▶ [WRITTEN EXERCISE] From the entries below, extract every line that includes the word "Aplicar".

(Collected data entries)
"""
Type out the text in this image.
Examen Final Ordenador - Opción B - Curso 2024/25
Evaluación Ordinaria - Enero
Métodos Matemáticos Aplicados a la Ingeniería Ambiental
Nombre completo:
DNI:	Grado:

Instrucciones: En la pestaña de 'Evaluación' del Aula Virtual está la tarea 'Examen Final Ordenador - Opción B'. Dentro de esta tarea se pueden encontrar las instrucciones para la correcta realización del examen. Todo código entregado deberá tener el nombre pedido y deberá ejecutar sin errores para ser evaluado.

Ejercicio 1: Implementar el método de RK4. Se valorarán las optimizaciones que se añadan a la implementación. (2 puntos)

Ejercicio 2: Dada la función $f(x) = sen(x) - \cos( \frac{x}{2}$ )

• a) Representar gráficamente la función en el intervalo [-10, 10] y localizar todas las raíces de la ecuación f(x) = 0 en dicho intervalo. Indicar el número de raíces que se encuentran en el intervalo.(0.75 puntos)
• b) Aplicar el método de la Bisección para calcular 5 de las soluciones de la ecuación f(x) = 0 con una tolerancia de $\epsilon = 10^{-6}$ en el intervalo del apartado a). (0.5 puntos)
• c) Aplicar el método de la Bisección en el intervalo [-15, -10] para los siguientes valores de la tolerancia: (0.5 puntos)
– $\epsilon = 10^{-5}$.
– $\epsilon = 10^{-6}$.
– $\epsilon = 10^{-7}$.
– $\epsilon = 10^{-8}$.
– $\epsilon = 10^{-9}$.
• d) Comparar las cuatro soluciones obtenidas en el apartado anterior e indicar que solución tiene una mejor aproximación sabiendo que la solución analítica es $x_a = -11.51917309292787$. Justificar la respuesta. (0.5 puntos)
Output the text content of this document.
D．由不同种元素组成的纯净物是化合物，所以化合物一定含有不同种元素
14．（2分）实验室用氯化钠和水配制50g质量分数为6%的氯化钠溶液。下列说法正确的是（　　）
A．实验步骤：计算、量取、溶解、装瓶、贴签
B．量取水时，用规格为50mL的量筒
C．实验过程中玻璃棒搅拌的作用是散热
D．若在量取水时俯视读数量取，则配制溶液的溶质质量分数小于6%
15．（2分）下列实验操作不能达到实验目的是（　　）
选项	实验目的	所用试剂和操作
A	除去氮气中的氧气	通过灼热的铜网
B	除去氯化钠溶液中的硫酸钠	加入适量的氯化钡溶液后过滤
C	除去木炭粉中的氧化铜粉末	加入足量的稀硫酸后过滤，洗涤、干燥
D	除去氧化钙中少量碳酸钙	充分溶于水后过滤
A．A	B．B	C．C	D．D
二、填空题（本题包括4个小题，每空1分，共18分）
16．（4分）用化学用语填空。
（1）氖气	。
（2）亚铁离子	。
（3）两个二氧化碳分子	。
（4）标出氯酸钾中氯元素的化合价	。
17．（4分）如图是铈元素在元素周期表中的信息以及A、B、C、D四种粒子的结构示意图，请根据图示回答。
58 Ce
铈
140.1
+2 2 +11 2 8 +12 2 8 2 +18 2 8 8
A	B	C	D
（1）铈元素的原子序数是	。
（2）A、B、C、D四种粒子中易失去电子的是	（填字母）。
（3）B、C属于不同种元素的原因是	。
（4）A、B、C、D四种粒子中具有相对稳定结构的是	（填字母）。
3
"""
▶ [THE COMPLETED TASK]
• b) Aplicar el método de la Bisección para calcular 5 de las soluciones de la ecuación f(x) = 0 con una tolerancia de $\epsilon = 10^{-6}$ en el intervalo del apartado a). (0.5 puntos)
• c) Aplicar el método de la Bisección en el intervalo [-15, -10] para los siguientes valores de la tolerancia: (0.5 puntos)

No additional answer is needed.